AUFGABE 1:
Nenne alle geografischen Orte (Gemeinden, Städte, Bundesstaaten), die im Artikel über den Sprinter Fabio Kammler vorkommen. Hochschulnamen zählen dabei nicht als eigene Orte.
======== QUELLTEXT ========
Im Land der extremen Gegensätze
Leichtathletik Der Diedorfer Fabio Kammler trainiert und studiert in Kalifornien
Diedorf/Davis Auf den offiziellen Fotos im blütenweißen Trikot der University of California Davis hat Fabio Kammler eine gewisse Ähnlichkeit mit Armin Hary. Als erstem Sprinter gelang es dem zweifachen Olympiasieger und Europameister 1958, die 100 Meter in 10,0 Sekunden zu laufen. Handgestoppt und auf der Aschenbahn. „Wenn ich jetzt noch so schnell laufen würde“, lacht Fabio Kammler angesichts dieses Vergleiches. Die vergangenen zwei Jahre waren für den 22-Jährigen eher enttäuschend. Nach zwei Muskelrissen im Oberschenkel, die vielleicht nicht ideal behandelt worden sind, kam er noch nicht wieder so richtig auf Touren. Auch mit seinem Trainer, dem Chefcoach der amerikanischen Mannschaft bei den Olympischen Spielen in London, passte es nicht so wirklich.
======== DATENSÄTZE ========
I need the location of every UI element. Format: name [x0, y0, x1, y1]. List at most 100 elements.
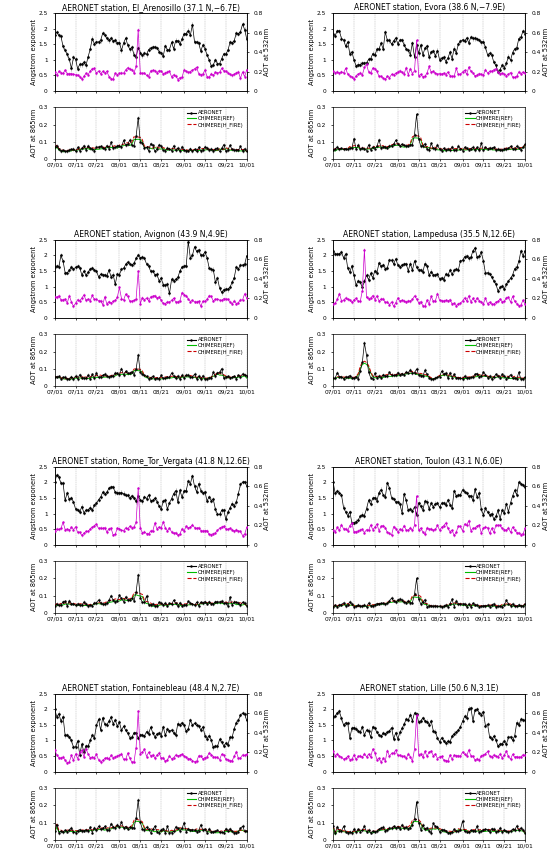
- CHIMERE(H_FIRE): [189, 371, 196, 381]
- CHIMERE(H_FIRE): [206, 598, 212, 609]
- CHIMERE(REF): [208, 145, 214, 155]
- CHIMERE(REF): [465, 372, 472, 383]
- AERONET: [154, 601, 160, 611]
- Y-axis label: AOT at 532nm: AOT at 532nm: [543, 28, 547, 76]
- Legend: AERONET, CHIMERE(REF), CHIMERE(H_FIRE): AERONET, CHIMERE(REF), CHIMERE(H_FIRE): [186, 337, 244, 355]
- AERONET: [355, 373, 362, 384]
- Legend: AERONET, CHIMERE(REF), CHIMERE(H_FIRE): AERONET, CHIMERE(REF), CHIMERE(H_FIRE): [464, 337, 522, 355]
- CHIMERE(REF): [363, 144, 370, 154]
- AERONET: [428, 600, 434, 611]
- CHIMERE(REF): [189, 145, 196, 156]
- CHIMERE(REF): [411, 132, 418, 143]
- Y-axis label: Angstrom exponent: Angstrom exponent: [310, 19, 316, 85]
- Legend: AERONET, CHIMERE(REF), CHIMERE(H_FIRE): AERONET, CHIMERE(REF), CHIMERE(H_FIRE): [186, 564, 244, 582]
- Y-axis label: AOT at 865nm: AOT at 865nm: [31, 790, 37, 838]
- Y-axis label: AOT at 532nm: AOT at 532nm: [264, 708, 270, 757]
- AERONET: [330, 602, 336, 612]
- AERONET: [208, 373, 214, 384]
- CHIMERE(REF): [361, 601, 368, 611]
- CHIMERE(REF): [91, 824, 97, 835]
- AERONET: [77, 145, 83, 156]
- CHIMERE(H_FIRE): [79, 372, 85, 383]
- AERONET: [135, 113, 142, 123]
- CHIMERE(H_FIRE): [206, 825, 212, 836]
- CHIMERE(H_FIRE): [465, 599, 472, 610]
- CHIMERE(REF): [243, 601, 250, 611]
- Title: AERONET station, Rome_Tor_Vergata (41.8 N,12.6E): AERONET station, Rome_Tor_Vergata (41.8 …: [52, 457, 249, 466]
- CHIMERE(REF): [522, 828, 528, 838]
- AERONET: [51, 826, 58, 837]
- Legend: AERONET, CHIMERE(REF), CHIMERE(H_FIRE): AERONET, CHIMERE(REF), CHIMERE(H_FIRE): [186, 791, 244, 809]
- Y-axis label: Angstrom exponent: Angstrom exponent: [31, 700, 37, 766]
- CHIMERE(H_FIRE): [484, 824, 491, 835]
- CHIMERE(REF): [83, 600, 89, 611]
- CHIMERE(REF): [51, 144, 58, 154]
- CHIMERE(H_FIRE): [428, 601, 434, 611]
- CHIMERE(H_FIRE): [361, 356, 368, 366]
- AERONET: [345, 828, 351, 838]
- CHIMERE(REF): [430, 143, 437, 153]
- Y-axis label: AOT at 532nm: AOT at 532nm: [264, 255, 270, 303]
- Line: AERONET: AERONET: [332, 801, 526, 834]
- AERONET: [83, 824, 89, 835]
- Title: AERONET station, El_Arenosillo (37.1 N,−6.7E): AERONET station, El_Arenosillo (37.1 N,−…: [62, 3, 240, 12]
- Y-axis label: AOT at 865nm: AOT at 865nm: [31, 563, 37, 611]
- CHIMERE(REF): [77, 826, 83, 837]
- CHIMERE(H_FIRE): [83, 824, 89, 835]
- AERONET: [468, 144, 474, 154]
- AERONET: [371, 368, 378, 378]
- AERONET: [77, 824, 83, 835]
- AERONET: [135, 795, 142, 805]
- AERONET: [208, 144, 214, 154]
- Line: CHIMERE(REF): CHIMERE(REF): [333, 363, 525, 379]
- CHIMERE(H_FIRE): [330, 145, 336, 155]
- CHIMERE(REF): [133, 816, 139, 826]
- CHIMERE(H_FIRE): [484, 600, 491, 611]
- CHIMERE(REF): [363, 359, 370, 370]
- AERONET: [363, 826, 370, 837]
- CHIMERE(REF): [93, 144, 100, 154]
- CHIMERE(H_FIRE): [522, 828, 528, 838]
- AERONET: [486, 601, 493, 611]
- AERONET: [135, 350, 142, 360]
- Line: CHIMERE(H_FIRE): CHIMERE(H_FIRE): [333, 819, 525, 833]
- CHIMERE(REF): [330, 145, 336, 155]
- CHIMERE(H_FIRE): [131, 132, 137, 142]
- Line: AERONET: AERONET: [54, 354, 248, 380]
- Title: AERONET station, Toulon (43.1 N,6.0E): AERONET station, Toulon (43.1 N,6.0E): [356, 457, 503, 466]
- Line: CHIMERE(H_FIRE): CHIMERE(H_FIRE): [55, 369, 247, 378]
- CHIMERE(H_FIRE): [91, 824, 97, 834]
- CHIMERE(H_FIRE): [51, 142, 58, 152]
- CHIMERE(REF): [189, 599, 196, 610]
- AERONET: [438, 602, 445, 612]
- CHIMERE(H_FIRE): [62, 373, 68, 384]
- Line: AERONET: AERONET: [332, 578, 526, 608]
- CHIMERE(REF): [355, 601, 362, 611]
- CHIMERE(REF): [66, 374, 73, 385]
- CHIMERE(H_FIRE): [133, 814, 139, 824]
- CHIMERE(REF): [484, 601, 491, 611]
- AERONET: [522, 598, 528, 609]
- CHIMERE(REF): [60, 146, 66, 157]
- CHIMERE(REF): [91, 598, 97, 609]
- CHIMERE(H_FIRE): [149, 600, 156, 611]
- CHIMERE(H_FIRE): [430, 373, 437, 384]
- Line: CHIMERE(H_FIRE): CHIMERE(H_FIRE): [333, 361, 525, 378]
- CHIMERE(H_FIRE): [330, 602, 336, 612]
- AERONET: [486, 143, 493, 153]
- CHIMERE(REF): [486, 825, 493, 836]
- Line: CHIMERE(REF): CHIMERE(REF): [333, 821, 525, 835]
- CHIMERE(H_FIRE): [152, 372, 158, 383]
- AERONET: [430, 818, 437, 829]
- AERONET: [488, 374, 495, 385]
- AERONET: [330, 821, 336, 831]
- CHIMERE(REF): [486, 144, 493, 154]
- CHIMERE(H_FIRE): [428, 823, 434, 833]
- CHIMERE(H_FIRE): [133, 364, 139, 374]
- AERONET: [414, 109, 420, 120]
- Line: CHIMERE(H_FIRE): CHIMERE(H_FIRE): [55, 592, 247, 606]
- CHIMERE(H_FIRE): [187, 598, 194, 609]
- CHIMERE(REF): [522, 373, 528, 384]
- CHIMERE(REF): [332, 145, 339, 156]
- CHIMERE(H_FIRE): [206, 144, 212, 154]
========
AUFGABE 2:
Ordne die Zeilen des Datensatzes als JSON-Liste von Zeichenketten an, je ein Eintrag pro Zeile und ohne Leerzeilen. Erfasst werden die Zeilen zwischen der Zeile mit „- CHIMERE(H_FIRE): [189, 371, 196, 381]“ und der Zeile mit „19, 316, 85]“, beide eingeschlossen.

LÖSUNG 1:
Diedorf, Davis, Kalifornien, London

LÖSUNG 2:
[
  "- CHIMERE(H_FIRE): [189, 371, 196, 381]",
  "- CHIMERE(H_FIRE): [206, 598, 212, 609]",
  "- CHIMERE(REF): [208, 145, 214, 155]",
  "- CHIMERE(REF): [465, 372, 472, 383]",
  "- AERONET: [154, 601, 160, 611]",
  "- Y-axis label: AOT at 532nm: AOT at 532nm: [543, 28, 547, 76]",
  "- Legend: AERONET, CHIMERE(REF), CHIMERE(H_FIRE): AERONET, CHIMERE(REF), CHIMERE(H_FIRE): [186, 337, 244, 355]",
  "- AERONET: [355, 373, 362, 384]",
  "- Legend: AERONET, CHIMERE(REF), CHIMERE(H_FIRE): AERONET, CHIMERE(REF), CHIMERE(H_FIRE): [464, 337, 522, 355]",
  "- CHIMERE(REF): [363, 144, 370, 154]",
  "- AERONET: [428, 600, 434, 611]",
  "- CHIMERE(REF): [189, 145, 196, 156]",
  "- CHIMERE(REF): [411, 132, 418, 143]",
  "- Y-axis label: Angstrom exponent: Angstrom exponent: [310, 19, 316, 85]"
]